** WRITTEN EXERCISE **
Copy the line containing "Transcribe the text in this document.", then all lines after it up to and including the final line of the material, exactly and without additions.

(Dataset records)

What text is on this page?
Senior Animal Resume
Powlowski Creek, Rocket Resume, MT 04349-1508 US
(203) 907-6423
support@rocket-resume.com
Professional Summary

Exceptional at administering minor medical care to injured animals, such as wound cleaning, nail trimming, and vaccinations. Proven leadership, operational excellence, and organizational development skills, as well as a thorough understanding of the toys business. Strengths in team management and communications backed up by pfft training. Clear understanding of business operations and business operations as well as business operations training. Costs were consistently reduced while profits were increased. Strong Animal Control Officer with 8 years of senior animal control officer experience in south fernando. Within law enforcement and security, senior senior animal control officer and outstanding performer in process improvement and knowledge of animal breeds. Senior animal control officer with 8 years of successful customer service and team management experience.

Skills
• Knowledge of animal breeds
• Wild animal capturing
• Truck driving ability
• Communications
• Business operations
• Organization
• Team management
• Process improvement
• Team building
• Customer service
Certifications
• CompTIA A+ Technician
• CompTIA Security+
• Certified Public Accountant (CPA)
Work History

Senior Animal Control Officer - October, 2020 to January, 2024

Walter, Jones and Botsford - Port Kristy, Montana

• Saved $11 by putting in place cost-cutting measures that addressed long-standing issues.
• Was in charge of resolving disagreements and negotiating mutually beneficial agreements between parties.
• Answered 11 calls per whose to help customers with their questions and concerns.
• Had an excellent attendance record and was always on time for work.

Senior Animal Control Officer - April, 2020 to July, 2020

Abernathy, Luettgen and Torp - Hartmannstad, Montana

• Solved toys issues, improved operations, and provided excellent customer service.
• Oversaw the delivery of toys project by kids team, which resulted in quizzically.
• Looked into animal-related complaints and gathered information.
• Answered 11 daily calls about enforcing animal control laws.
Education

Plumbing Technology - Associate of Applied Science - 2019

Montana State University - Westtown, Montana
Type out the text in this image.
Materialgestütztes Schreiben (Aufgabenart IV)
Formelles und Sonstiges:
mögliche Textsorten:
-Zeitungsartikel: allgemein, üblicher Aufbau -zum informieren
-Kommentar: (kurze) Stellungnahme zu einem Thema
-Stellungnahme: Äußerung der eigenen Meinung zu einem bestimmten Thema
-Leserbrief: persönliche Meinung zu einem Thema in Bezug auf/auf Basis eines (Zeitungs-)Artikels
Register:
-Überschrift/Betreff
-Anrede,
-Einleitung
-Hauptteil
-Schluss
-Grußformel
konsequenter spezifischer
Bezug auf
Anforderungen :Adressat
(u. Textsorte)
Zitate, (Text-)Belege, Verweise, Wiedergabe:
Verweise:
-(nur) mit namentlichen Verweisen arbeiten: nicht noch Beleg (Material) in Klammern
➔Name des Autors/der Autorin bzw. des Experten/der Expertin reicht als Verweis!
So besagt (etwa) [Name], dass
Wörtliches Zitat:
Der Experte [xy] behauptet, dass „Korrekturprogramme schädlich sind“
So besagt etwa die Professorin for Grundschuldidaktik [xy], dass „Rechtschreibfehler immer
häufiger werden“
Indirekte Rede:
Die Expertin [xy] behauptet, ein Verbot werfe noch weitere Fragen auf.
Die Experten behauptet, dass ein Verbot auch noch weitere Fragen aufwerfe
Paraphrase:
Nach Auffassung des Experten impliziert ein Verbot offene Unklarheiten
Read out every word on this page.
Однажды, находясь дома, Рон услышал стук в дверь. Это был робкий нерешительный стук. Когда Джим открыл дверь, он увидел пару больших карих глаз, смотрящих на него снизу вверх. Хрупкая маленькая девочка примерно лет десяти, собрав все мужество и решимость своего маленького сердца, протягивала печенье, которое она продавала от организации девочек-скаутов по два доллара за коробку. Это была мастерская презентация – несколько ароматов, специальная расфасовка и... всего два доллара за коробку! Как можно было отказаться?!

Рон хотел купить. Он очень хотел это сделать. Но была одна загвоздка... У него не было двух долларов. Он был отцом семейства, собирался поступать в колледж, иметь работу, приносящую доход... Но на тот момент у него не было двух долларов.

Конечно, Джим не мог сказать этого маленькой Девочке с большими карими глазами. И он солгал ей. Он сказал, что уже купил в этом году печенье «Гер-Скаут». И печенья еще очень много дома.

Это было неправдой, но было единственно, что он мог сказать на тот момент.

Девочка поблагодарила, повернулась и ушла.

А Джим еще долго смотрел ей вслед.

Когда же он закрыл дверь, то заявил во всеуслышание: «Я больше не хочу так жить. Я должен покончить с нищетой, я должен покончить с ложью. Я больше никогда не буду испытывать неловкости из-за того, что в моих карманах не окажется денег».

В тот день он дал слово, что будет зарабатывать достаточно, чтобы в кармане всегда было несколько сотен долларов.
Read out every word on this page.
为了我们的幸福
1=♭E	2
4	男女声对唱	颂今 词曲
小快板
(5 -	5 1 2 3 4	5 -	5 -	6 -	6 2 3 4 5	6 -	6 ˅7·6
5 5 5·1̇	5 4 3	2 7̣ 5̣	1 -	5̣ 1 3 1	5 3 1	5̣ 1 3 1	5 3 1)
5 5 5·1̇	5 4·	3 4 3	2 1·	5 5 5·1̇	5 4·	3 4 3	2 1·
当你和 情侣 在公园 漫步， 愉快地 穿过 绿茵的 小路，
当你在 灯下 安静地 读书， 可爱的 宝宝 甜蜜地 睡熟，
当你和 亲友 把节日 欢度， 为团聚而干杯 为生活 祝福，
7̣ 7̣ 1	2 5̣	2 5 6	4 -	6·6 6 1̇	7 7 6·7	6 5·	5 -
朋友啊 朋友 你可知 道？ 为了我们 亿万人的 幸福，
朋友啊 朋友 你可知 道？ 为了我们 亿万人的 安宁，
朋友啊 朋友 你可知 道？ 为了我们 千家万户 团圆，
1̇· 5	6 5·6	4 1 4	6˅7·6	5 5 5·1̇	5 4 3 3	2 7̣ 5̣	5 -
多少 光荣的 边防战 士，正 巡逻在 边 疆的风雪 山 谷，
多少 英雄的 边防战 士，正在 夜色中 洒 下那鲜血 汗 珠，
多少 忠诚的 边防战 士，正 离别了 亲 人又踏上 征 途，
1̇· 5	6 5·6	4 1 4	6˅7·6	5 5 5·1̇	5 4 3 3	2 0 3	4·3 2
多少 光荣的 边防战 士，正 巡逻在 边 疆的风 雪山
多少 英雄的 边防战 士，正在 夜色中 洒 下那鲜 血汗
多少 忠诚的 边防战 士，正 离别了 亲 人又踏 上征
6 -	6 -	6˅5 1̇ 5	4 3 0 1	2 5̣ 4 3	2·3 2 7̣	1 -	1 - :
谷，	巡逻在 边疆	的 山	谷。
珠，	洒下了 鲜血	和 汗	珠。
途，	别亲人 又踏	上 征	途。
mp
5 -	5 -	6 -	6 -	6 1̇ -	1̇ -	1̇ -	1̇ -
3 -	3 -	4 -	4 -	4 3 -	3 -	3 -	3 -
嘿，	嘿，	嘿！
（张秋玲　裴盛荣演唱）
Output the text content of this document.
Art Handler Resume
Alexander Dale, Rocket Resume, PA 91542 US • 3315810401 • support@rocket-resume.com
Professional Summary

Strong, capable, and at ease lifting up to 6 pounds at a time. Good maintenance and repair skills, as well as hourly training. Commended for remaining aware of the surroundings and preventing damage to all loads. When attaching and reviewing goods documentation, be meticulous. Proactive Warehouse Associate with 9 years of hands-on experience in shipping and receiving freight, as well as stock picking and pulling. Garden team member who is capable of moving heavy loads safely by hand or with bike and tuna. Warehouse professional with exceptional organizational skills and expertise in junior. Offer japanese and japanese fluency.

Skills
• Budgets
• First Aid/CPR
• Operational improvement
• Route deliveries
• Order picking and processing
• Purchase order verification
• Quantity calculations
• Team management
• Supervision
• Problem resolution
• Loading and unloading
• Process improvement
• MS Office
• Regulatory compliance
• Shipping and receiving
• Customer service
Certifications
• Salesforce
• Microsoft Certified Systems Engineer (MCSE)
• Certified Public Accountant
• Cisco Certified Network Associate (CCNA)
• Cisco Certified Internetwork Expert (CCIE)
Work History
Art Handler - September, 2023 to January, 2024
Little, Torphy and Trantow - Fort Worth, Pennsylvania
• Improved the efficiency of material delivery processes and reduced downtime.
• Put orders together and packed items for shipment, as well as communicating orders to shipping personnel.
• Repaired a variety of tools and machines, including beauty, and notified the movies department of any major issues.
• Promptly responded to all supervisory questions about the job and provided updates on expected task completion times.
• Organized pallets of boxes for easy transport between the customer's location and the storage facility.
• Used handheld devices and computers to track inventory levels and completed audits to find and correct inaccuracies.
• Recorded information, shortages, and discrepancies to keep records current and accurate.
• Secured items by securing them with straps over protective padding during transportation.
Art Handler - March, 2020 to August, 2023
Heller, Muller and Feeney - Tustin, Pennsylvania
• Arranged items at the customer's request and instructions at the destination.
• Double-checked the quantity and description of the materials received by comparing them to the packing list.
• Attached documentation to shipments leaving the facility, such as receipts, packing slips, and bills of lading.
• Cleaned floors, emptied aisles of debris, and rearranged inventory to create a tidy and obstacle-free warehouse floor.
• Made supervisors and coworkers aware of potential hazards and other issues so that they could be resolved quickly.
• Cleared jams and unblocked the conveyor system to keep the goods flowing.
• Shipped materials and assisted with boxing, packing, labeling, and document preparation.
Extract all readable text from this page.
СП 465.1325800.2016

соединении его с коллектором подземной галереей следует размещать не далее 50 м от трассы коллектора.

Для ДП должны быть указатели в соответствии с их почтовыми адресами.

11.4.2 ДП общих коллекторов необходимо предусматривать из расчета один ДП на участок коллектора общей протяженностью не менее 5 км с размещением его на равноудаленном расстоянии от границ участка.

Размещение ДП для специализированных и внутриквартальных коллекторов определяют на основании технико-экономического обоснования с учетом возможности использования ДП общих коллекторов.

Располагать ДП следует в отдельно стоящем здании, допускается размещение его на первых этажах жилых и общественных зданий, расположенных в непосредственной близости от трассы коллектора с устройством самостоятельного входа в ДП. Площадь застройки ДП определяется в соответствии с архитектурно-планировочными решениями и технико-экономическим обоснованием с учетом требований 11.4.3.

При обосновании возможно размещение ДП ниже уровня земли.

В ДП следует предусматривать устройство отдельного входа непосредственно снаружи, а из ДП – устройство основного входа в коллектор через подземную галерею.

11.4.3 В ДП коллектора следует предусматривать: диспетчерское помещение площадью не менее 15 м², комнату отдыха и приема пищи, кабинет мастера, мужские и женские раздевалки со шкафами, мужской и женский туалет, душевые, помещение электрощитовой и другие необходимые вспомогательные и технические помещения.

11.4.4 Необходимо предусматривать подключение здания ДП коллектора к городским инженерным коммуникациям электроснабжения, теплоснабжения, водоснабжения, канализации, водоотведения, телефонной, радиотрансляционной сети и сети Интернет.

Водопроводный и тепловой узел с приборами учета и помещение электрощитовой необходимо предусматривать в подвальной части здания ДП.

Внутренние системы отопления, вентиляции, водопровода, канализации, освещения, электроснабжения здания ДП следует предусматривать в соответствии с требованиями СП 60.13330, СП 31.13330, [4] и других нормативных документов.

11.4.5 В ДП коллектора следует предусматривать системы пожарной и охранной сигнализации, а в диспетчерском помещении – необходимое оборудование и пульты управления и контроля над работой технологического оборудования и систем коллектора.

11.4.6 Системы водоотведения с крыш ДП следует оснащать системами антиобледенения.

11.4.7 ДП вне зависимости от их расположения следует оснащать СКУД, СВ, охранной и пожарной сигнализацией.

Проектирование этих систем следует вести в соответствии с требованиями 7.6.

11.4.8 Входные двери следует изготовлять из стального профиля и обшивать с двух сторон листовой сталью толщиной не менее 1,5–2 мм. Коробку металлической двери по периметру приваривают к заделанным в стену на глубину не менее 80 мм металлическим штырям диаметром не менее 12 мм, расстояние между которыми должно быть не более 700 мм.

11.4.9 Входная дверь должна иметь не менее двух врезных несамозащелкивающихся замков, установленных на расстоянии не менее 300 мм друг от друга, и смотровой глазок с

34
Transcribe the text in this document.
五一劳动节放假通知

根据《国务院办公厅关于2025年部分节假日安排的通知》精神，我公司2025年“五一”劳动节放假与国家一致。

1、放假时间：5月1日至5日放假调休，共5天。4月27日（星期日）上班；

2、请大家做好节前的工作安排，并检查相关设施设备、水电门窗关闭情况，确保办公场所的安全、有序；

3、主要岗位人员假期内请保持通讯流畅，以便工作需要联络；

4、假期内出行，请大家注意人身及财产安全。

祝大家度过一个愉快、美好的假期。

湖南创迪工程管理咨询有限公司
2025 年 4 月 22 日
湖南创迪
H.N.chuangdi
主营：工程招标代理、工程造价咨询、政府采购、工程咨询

** EXERCISE ANSWER **
Transcribe the text in this document.
五一劳动节放假通知

根据《国务院办公厅关于2025年部分节假日安排的通知》精神，我公司2025年“五一”劳动节放假与国家一致。

1、放假时间：5月1日至5日放假调休，共5天。4月27日（星期日）上班；

2、请大家做好节前的工作安排，并检查相关设施设备、水电门窗关闭情况，确保办公场所的安全、有序；

3、主要岗位人员假期内请保持通讯流畅，以便工作需要联络；

4、假期内出行，请大家注意人身及财产安全。

祝大家度过一个愉快、美好的假期。

湖南创迪工程管理咨询有限公司
2025 年 4 月 22 日
湖南创迪
H.N.chuangdi
主营：工程招标代理、工程造价咨询、政府采购、工程咨询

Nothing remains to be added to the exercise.